### WHAT YOU ARE ASKED TO DO
Copy out all of the data below with no alterations.

[Stored data entries]
● ● ● ● ● ● ●

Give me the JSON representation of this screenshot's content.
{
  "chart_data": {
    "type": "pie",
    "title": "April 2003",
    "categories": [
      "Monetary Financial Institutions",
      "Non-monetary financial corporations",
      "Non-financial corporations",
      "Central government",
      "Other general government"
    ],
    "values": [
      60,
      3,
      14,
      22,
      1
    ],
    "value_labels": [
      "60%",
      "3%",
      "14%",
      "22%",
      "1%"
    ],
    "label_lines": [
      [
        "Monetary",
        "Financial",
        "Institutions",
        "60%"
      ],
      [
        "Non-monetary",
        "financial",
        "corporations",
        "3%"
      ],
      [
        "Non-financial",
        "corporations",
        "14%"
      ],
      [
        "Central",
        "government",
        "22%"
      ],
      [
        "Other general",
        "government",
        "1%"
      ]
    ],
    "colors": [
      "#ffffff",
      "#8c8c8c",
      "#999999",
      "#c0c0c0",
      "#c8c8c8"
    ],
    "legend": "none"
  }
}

● ● ● ● ● ● ●

### FINISHED EXERCISE
Give me the JSON representation of this screenshot's content.
{
  "chart_data": {
    "type": "pie",
    "title": "April 2003",
    "categories": [
      "Monetary Financial Institutions",
      "Non-monetary financial corporations",
      "Non-financial corporations",
      "Central government",
      "Other general government"
    ],
    "values": [
      60,
      3,
      14,
      22,
      1
    ],
    "value_labels": [
      "60%",
      "3%",
      "14%",
      "22%",
      "1%"
    ],
    "label_lines": [
      [
        "Monetary",
        "Financial",
        "Institutions",
        "60%"
      ],
      [
        "Non-monetary",
        "financial",
        "corporations",
        "3%"
      ],
      [
        "Non-financial",
        "corporations",
        "14%"
      ],
      [
        "Central",
        "government",
        "22%"
      ],
      [
        "Other general",
        "government",
        "1%"
      ]
    ],
    "colors": [
      "#ffffff",
      "#8c8c8c",
      "#999999",
      "#c0c0c0",
      "#c8c8c8"
    ],
    "legend": "none"
  }
}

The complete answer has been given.